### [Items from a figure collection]

═══

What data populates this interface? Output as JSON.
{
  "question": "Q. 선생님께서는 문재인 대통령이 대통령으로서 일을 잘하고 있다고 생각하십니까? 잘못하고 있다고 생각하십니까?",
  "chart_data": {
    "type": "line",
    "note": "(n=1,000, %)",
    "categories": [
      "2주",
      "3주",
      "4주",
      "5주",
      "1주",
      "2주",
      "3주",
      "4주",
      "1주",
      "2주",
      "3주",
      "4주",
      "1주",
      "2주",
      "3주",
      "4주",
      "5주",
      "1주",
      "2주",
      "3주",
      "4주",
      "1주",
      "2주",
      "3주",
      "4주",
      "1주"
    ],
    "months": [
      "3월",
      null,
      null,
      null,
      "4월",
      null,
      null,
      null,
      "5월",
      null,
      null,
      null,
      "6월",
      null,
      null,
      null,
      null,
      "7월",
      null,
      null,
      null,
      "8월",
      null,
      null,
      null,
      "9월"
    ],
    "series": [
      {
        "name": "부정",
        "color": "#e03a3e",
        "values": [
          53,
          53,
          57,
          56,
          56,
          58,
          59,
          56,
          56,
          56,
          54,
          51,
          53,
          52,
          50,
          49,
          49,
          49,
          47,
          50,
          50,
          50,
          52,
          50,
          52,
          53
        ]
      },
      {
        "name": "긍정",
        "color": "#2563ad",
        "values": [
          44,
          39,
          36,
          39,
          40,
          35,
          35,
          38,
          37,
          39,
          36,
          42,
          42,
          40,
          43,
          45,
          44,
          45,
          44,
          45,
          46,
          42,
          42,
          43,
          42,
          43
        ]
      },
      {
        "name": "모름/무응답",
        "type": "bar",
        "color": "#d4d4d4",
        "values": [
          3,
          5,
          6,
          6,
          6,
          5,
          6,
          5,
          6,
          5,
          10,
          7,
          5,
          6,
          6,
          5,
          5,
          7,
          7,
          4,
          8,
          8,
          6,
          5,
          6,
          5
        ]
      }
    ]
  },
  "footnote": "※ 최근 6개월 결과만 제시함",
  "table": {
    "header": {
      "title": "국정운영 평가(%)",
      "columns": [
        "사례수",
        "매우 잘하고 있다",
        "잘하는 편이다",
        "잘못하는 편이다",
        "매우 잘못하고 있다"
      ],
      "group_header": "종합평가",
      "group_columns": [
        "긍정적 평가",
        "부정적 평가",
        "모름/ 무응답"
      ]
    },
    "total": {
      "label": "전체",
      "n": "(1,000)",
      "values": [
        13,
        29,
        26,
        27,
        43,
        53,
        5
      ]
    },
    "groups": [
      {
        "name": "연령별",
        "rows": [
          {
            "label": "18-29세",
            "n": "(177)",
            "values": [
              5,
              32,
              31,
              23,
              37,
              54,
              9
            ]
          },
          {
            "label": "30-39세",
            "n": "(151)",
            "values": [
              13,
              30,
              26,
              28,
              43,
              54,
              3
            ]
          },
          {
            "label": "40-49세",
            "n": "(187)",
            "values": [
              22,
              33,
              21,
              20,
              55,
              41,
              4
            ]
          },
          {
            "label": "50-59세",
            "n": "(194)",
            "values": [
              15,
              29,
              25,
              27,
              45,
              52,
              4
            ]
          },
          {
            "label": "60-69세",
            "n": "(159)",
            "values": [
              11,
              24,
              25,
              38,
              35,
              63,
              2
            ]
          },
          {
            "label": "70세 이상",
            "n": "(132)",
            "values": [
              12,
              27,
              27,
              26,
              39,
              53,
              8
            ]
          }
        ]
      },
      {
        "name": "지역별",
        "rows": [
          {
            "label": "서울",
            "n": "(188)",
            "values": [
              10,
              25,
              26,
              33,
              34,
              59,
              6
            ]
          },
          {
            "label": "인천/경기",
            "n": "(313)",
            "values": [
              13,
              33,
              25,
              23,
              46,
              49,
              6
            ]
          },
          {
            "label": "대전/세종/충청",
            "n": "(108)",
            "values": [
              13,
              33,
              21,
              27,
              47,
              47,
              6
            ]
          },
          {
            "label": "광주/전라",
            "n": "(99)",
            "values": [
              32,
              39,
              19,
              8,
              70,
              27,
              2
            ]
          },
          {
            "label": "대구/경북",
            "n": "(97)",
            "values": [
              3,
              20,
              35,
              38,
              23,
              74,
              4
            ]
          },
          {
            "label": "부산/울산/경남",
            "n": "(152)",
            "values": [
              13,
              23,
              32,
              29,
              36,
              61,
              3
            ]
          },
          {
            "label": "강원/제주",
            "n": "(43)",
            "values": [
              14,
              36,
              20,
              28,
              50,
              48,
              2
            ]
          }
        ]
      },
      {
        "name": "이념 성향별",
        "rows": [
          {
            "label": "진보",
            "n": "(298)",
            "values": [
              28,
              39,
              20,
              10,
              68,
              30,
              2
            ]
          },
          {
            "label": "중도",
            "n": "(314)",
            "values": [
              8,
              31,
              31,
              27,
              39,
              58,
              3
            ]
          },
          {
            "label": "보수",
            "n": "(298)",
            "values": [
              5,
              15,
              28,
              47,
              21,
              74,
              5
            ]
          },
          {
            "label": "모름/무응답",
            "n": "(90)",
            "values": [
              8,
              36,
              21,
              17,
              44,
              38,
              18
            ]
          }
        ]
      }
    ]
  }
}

═══

### [Written exercise]
Extract every record. Keep wording exact.

### [Solution]
What data populates this interface? Output as JSON.
{
  "question": "Q. 선생님께서는 문재인 대통령이 대통령으로서 일을 잘하고 있다고 생각하십니까? 잘못하고 있다고 생각하십니까?",
  "chart_data": {
    "type": "line",
    "note": "(n=1,000, %)",
    "categories": [
      "2주",
      "3주",
      "4주",
      "5주",
      "1주",
      "2주",
      "3주",
      "4주",
      "1주",
      "2주",
      "3주",
      "4주",
      "1주",
      "2주",
      "3주",
      "4주",
      "5주",
      "1주",
      "2주",
      "3주",
      "4주",
      "1주",
      "2주",
      "3주",
      "4주",
      "1주"
    ],
    "months": [
      "3월",
      null,
      null,
      null,
      "4월",
      null,
      null,
      null,
      "5월",
      null,
      null,
      null,
      "6월",
      null,
      null,
      null,
      null,
      "7월",
      null,
      null,
      null,
      "8월",
      null,
      null,
      null,
      "9월"
    ],
    "series": [
      {
        "name": "부정",
        "color": "#e03a3e",
        "values": [
          53,
          53,
          57,
          56,
          56,
          58,
          59,
          56,
          56,
          56,
          54,
          51,
          53,
          52,
          50,
          49,
          49,
          49,
          47,
          50,
          50,
          50,
          52,
          50,
          52,
          53
        ]
      },
      {
        "name": "긍정",
        "color": "#2563ad",
        "values": [
          44,
          39,
          36,
          39,
          40,
          35,
          35,
          38,
          37,
          39,
          36,
          42,
          42,
          40,
          43,
          45,
          44,
          45,
          44,
          45,
          46,
          42,
          42,
          43,
          42,
          43
        ]
      },
      {
        "name": "모름/무응답",
        "type": "bar",
        "color": "#d4d4d4",
        "values": [
          3,
          5,
          6,
          6,
          6,
          5,
          6,
          5,
          6,
          5,
          10,
          7,
          5,
          6,
          6,
          5,
          5,
          7,
          7,
          4,
          8,
          8,
          6,
          5,
          6,
          5
        ]
      }
    ]
  },
  "footnote": "※ 최근 6개월 결과만 제시함",
  "table": {
    "header": {
      "title": "국정운영 평가(%)",
      "columns": [
        "사례수",
        "매우 잘하고 있다",
        "잘하는 편이다",
        "잘못하는 편이다",
        "매우 잘못하고 있다"
      ],
      "group_header": "종합평가",
      "group_columns": [
        "긍정적 평가",
        "부정적 평가",
        "모름/ 무응답"
      ]
    },
    "total": {
      "label": "전체",
      "n": "(1,000)",
      "values": [
        13,
        29,
        26,
        27,
        43,
        53,
        5
      ]
    },
    "groups": [
      {
        "name": "연령별",
        "rows": [
          {
            "label": "18-29세",
            "n": "(177)",
            "values": [
              5,
              32,
              31,
              23,
              37,
              54,
              9
            ]
          },
          {
            "label": "30-39세",
            "n": "(151)",
            "values": [
              13,
              30,
              26,
              28,
              43,
              54,
              3
            ]
          },
          {
            "label": "40-49세",
            "n": "(187)",
            "values": [
              22,
              33,
              21,
              20,
              55,
              41,
              4
            ]
          },
          {
            "label": "50-59세",
            "n": "(194)",
            "values": [
              15,
              29,
              25,
              27,
              45,
              52,
              4
            ]
          },
          {
            "label": "60-69세",
            "n": "(159)",
            "values": [
              11,
              24,
              25,
              38,
              35,
              63,
              2
            ]
          },
          {
            "label": "70세 이상",
            "n": "(132)",
            "values": [
              12,
              27,
              27,
              26,
              39,
              53,
              8
            ]
          }
        ]
      },
      {
        "name": "지역별",
        "rows": [
          {
            "label": "서울",
            "n": "(188)",
            "values": [
              10,
              25,
              26,
              33,
              34,
              59,
              6
            ]
          },
          {
            "label": "인천/경기",
            "n": "(313)",
            "values": [
              13,
              33,
              25,
              23,
              46,
              49,
              6
            ]
          },
          {
            "label": "대전/세종/충청",
            "n": "(108)",
            "values": [
              13,
              33,
              21,
              27,
              47,
              47,
              6
            ]
          },
          {
            "label": "광주/전라",
            "n": "(99)",
            "values": [
              32,
              39,
              19,
              8,
              70,
              27,
              2
            ]
          },
          {
            "label": "대구/경북",
            "n": "(97)",
            "values": [
              3,
              20,
              35,
              38,
              23,
              74,
              4
            ]
          },
          {
            "label": "부산/울산/경남",
            "n": "(152)",
            "values": [
              13,
              23,
              32,
              29,
              36,
              61,
              3
            ]
          },
          {
            "label": "강원/제주",
            "n": "(43)",
            "values": [
              14,
              36,
              20,
              28,
              50,
              48,
              2
            ]
          }
        ]
      },
      {
        "name": "이념 성향별",
        "rows": [
          {
            "label": "진보",
            "n": "(298)",
            "values": [
              28,
              39,
              20,
              10,
              68,
              30,
              2
            ]
          },
          {
            "label": "중도",
            "n": "(314)",
            "values": [
              8,
              31,
              31,
              27,
              39,
              58,
              3
            ]
          },
          {
            "label": "보수",
            "n": "(298)",
            "values": [
              5,
              15,
              28,
              47,
              21,
              74,
              5
            ]
          },
          {
            "label": "모름/무응답",
            "n": "(90)",
            "values": [
              8,
              36,
              21,
              17,
              44,
              38,
              18
            ]
          }
        ]
      }
    ]
  }
}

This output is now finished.